**Dataset content:**
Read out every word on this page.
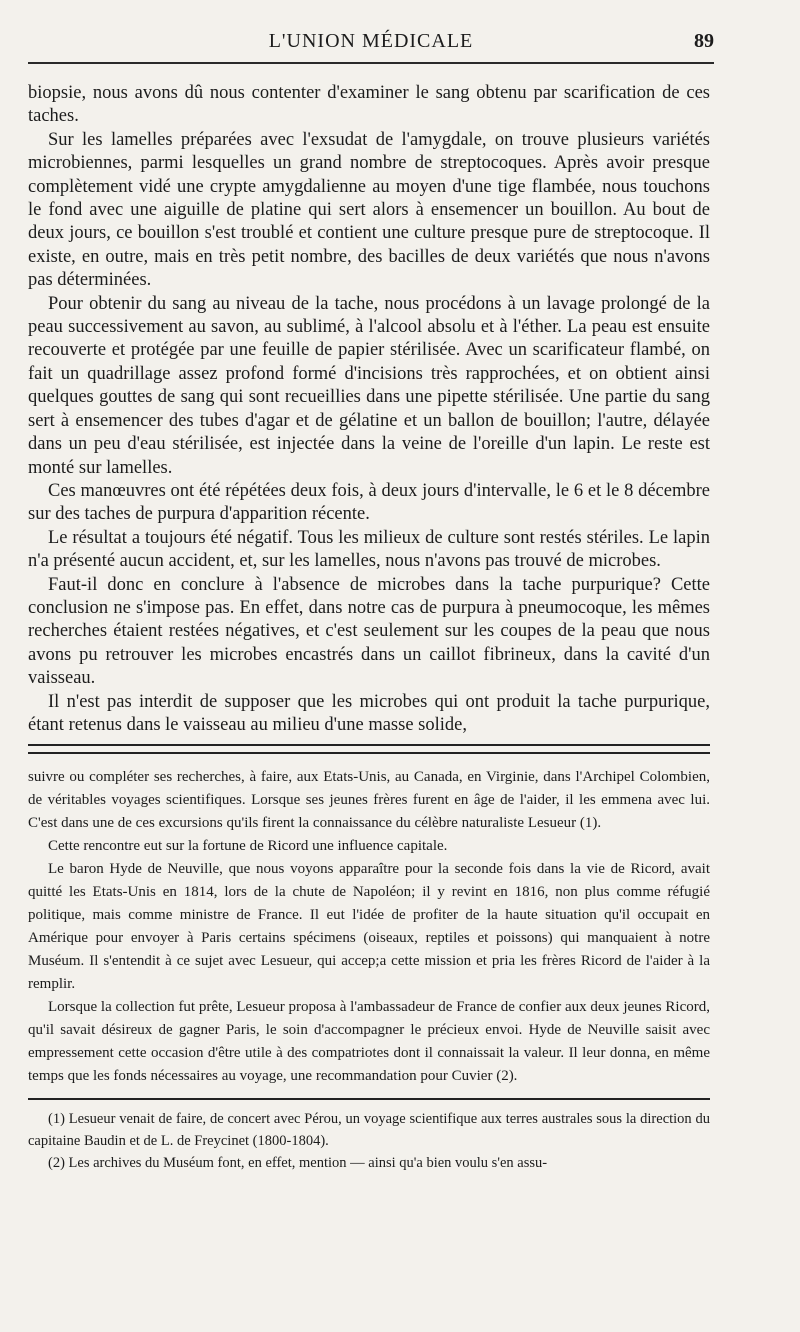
L'UNION MÉDICALE	89

biopsie, nous avons dû nous contenter d'examiner le sang obtenu par scarification de ces taches.

Sur les lamelles préparées avec l'exsudat de l'amygdale, on trouve plusieurs variétés microbiennes, parmi lesquelles un grand nombre de streptocoques. Après avoir presque complètement vidé une crypte amygdalienne au moyen d'une tige flambée, nous touchons le fond avec une aiguille de platine qui sert alors à ensemencer un bouillon. Au bout de deux jours, ce bouillon s'est troublé et contient une culture presque pure de streptocoque. Il existe, en outre, mais en très petit nombre, des bacilles de deux variétés que nous n'avons pas déterminées.

Pour obtenir du sang au niveau de la tache, nous procédons à un lavage prolongé de la peau successivement au savon, au sublimé, à l'alcool absolu et à l'éther. La peau est ensuite recouverte et protégée par une feuille de papier stérilisée. Avec un scarificateur flambé, on fait un quadrillage assez profond formé d'incisions très rapprochées, et on obtient ainsi quelques gouttes de sang qui sont recueillies dans une pipette stérilisée. Une partie du sang sert à ensemencer des tubes d'agar et de gélatine et un ballon de bouillon; l'autre, délayée dans un peu d'eau stérilisée, est injectée dans la veine de l'oreille d'un lapin. Le reste est monté sur lamelles.

Ces manœuvres ont été répétées deux fois, à deux jours d'intervalle, le 6 et le 8 décembre sur des taches de purpura d'apparition récente.

Le résultat a toujours été négatif. Tous les milieux de culture sont restés stériles. Le lapin n'a présenté aucun accident, et, sur les lamelles, nous n'avons pas trouvé de microbes.

Faut-il donc en conclure à l'absence de microbes dans la tache purpurique? Cette conclusion ne s'impose pas. En effet, dans notre cas de purpura à pneumocoque, les mêmes recherches étaient restées négatives, et c'est seulement sur les coupes de la peau que nous avons pu retrouver les microbes encastrés dans un caillot fibrineux, dans la cavité d'un vaisseau.

Il n'est pas interdit de supposer que les microbes qui ont produit la tache purpurique, étant retenus dans le vaisseau au milieu d'une masse solide,

suivre ou compléter ses recherches, à faire, aux Etats-Unis, au Canada, en Virginie, dans l'Archipel Colombien, de véritables voyages scientifiques. Lorsque ses jeunes frères furent en âge de l'aider, il les emmena avec lui. C'est dans une de ces excursions qu'ils firent la connaissance du célèbre naturaliste Lesueur (1).

Cette rencontre eut sur la fortune de Ricord une influence capitale.

Le baron Hyde de Neuville, que nous voyons apparaître pour la seconde fois dans la vie de Ricord, avait quitté les Etats-Unis en 1814, lors de la chute de Napoléon; il y revint en 1816, non plus comme réfugié politique, mais comme ministre de France. Il eut l'idée de profiter de la haute situation qu'il occupait en Amérique pour envoyer à Paris certains spécimens (oiseaux, reptiles et poissons) qui manquaient à notre Muséum. Il s'entendit à ce sujet avec Lesueur, qui accep;a cette mission et pria les frères Ricord de l'aider à la remplir.

Lorsque la collection fut prête, Lesueur proposa à l'ambassadeur de France de confier aux deux jeunes Ricord, qu'il savait désireux de gagner Paris, le soin d'accompagner le précieux envoi. Hyde de Neuville saisit avec empressement cette occasion d'être utile à des compatriotes dont il connaissait la valeur. Il leur donna, en même temps que les fonds nécessaires au voyage, une recommandation pour Cuvier (2).

(1) Lesueur venait de faire, de concert avec Pérou, un voyage scientifique aux terres australes sous la direction du capitaine Baudin et de L. de Freycinet (1800-1804).

(2) Les archives du Muséum font, en effet, mention — ainsi qu'a bien voulu s'en assu-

**Written problem:** Reproduce all the entries that precede this task, word for word, minus any pictures.

**Written reply:**
Read out every word on this page.
L'UNION MÉDICALE	89

biopsie, nous avons dû nous contenter d'examiner le sang obtenu par scarification de ces taches.

Sur les lamelles préparées avec l'exsudat de l'amygdale, on trouve plusieurs variétés microbiennes, parmi lesquelles un grand nombre de streptocoques. Après avoir presque complètement vidé une crypte amygdalienne au moyen d'une tige flambée, nous touchons le fond avec une aiguille de platine qui sert alors à ensemencer un bouillon. Au bout de deux jours, ce bouillon s'est troublé et contient une culture presque pure de streptocoque. Il existe, en outre, mais en très petit nombre, des bacilles de deux variétés que nous n'avons pas déterminées.

Pour obtenir du sang au niveau de la tache, nous procédons à un lavage prolongé de la peau successivement au savon, au sublimé, à l'alcool absolu et à l'éther. La peau est ensuite recouverte et protégée par une feuille de papier stérilisée. Avec un scarificateur flambé, on fait un quadrillage assez profond formé d'incisions très rapprochées, et on obtient ainsi quelques gouttes de sang qui sont recueillies dans une pipette stérilisée. Une partie du sang sert à ensemencer des tubes d'agar et de gélatine et un ballon de bouillon; l'autre, délayée dans un peu d'eau stérilisée, est injectée dans la veine de l'oreille d'un lapin. Le reste est monté sur lamelles.

Ces manœuvres ont été répétées deux fois, à deux jours d'intervalle, le 6 et le 8 décembre sur des taches de purpura d'apparition récente.

Le résultat a toujours été négatif. Tous les milieux de culture sont restés stériles. Le lapin n'a présenté aucun accident, et, sur les lamelles, nous n'avons pas trouvé de microbes.

Faut-il donc en conclure à l'absence de microbes dans la tache purpurique? Cette conclusion ne s'impose pas. En effet, dans notre cas de purpura à pneumocoque, les mêmes recherches étaient restées négatives, et c'est seulement sur les coupes de la peau que nous avons pu retrouver les microbes encastrés dans un caillot fibrineux, dans la cavité d'un vaisseau.

Il n'est pas interdit de supposer que les microbes qui ont produit la tache purpurique, étant retenus dans le vaisseau au milieu d'une masse solide,

suivre ou compléter ses recherches, à faire, aux Etats-Unis, au Canada, en Virginie, dans l'Archipel Colombien, de véritables voyages scientifiques. Lorsque ses jeunes frères furent en âge de l'aider, il les emmena avec lui. C'est dans une de ces excursions qu'ils firent la connaissance du célèbre naturaliste Lesueur (1).

Cette rencontre eut sur la fortune de Ricord une influence capitale.

Le baron Hyde de Neuville, que nous voyons apparaître pour la seconde fois dans la vie de Ricord, avait quitté les Etats-Unis en 1814, lors de la chute de Napoléon; il y revint en 1816, non plus comme réfugié politique, mais comme ministre de France. Il eut l'idée de profiter de la haute situation qu'il occupait en Amérique pour envoyer à Paris certains spécimens (oiseaux, reptiles et poissons) qui manquaient à notre Muséum. Il s'entendit à ce sujet avec Lesueur, qui accep;a cette mission et pria les frères Ricord de l'aider à la remplir.

Lorsque la collection fut prête, Lesueur proposa à l'ambassadeur de France de confier aux deux jeunes Ricord, qu'il savait désireux de gagner Paris, le soin d'accompagner le précieux envoi. Hyde de Neuville saisit avec empressement cette occasion d'être utile à des compatriotes dont il connaissait la valeur. Il leur donna, en même temps que les fonds nécessaires au voyage, une recommandation pour Cuvier (2).

(1) Lesueur venait de faire, de concert avec Pérou, un voyage scientifique aux terres australes sous la direction du capitaine Baudin et de L. de Freycinet (1800-1804).

(2) Les archives du Muséum font, en effet, mention — ainsi qu'a bien voulu s'en assu-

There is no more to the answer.